### OBJECTIVE
Which lines below hold the word "transfer"? Report each one.

### Extracted data entries
........

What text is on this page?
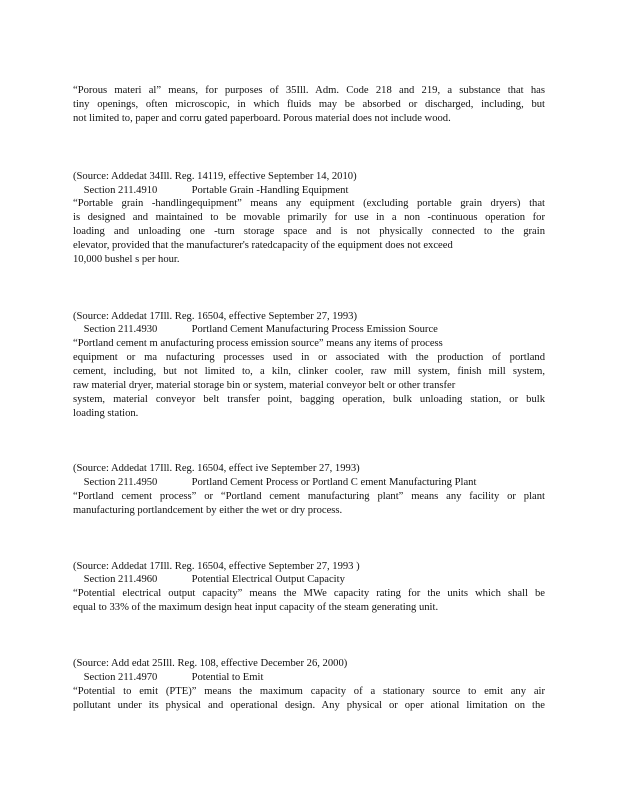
“Porous materi al” means, for purposes of 35Ill. Adm. Code 218 and 219, a substance that has
tiny openings, often microscopic, in which fluids may be absorbed or discharged, including, but
not limited to, paper and corru gated paperboard. Porous material does not include wood.

(Source: Addedat 34Ill. Reg. 14119, effective September 14, 2010)

Section 211.4910	Portable Grain -Handling Equipment

“Portable grain -handlingequipment” means any equipment (excluding portable grain dryers) that
is designed and maintained to be movable primarily for use in a non -continuous operation for
loading and unloading one -turn storage space and is not physically connected to the grain
elevator, provided that the manufacturer's ratedcapacity of the equipment does not exceed
10,000 bushel s per hour.

(Source: Addedat 17Ill. Reg. 16504, effective September 27, 1993)

Section 211.4930	Portland Cement Manufacturing Process Emission Source

“Portland cement m anufacturing process emission source” means any items of process
equipment or ma nufacturing processes used in or associated with the production of portland
cement, including, but not limited to, a kiln, clinker cooler, raw mill system, finish mill system,
raw material dryer, material storage bin or system, material conveyor belt or other transfer
system, material conveyor belt transfer point, bagging operation, bulk unloading station, or bulk
loading station.

(Source: Addedat 17Ill. Reg. 16504, effect ive September 27, 1993)

Section 211.4950	Portland Cement Process or Portland C ement Manufacturing Plant

“Portland cement process” or “Portland cement manufacturing plant” means any facility or plant
manufacturing portlandcement by either the wet or dry process.

(Source: Addedat 17Ill. Reg. 16504, effective September 27, 1993 )

Section 211.4960	Potential Electrical Output Capacity

“Potential electrical output capacity” means the MWe capacity rating for the units which shall be
equal to 33% of the maximum design heat input capacity of the steam generating unit.

(Source: Add edat 25Ill. Reg. 108, effective December 26, 2000)

Section 211.4970	Potential to Emit

“Potential to emit (PTE)” means the maximum capacity of a stationary source to emit any air
pollutant under its physical and operational design. Any physical or oper ational limitation on the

........

### ANSWER FOR THE TASK
raw material dryer, material storage bin or system, material conveyor belt or other transfer
system, material conveyor belt transfer point, bagging operation, bulk unloading station, or bulk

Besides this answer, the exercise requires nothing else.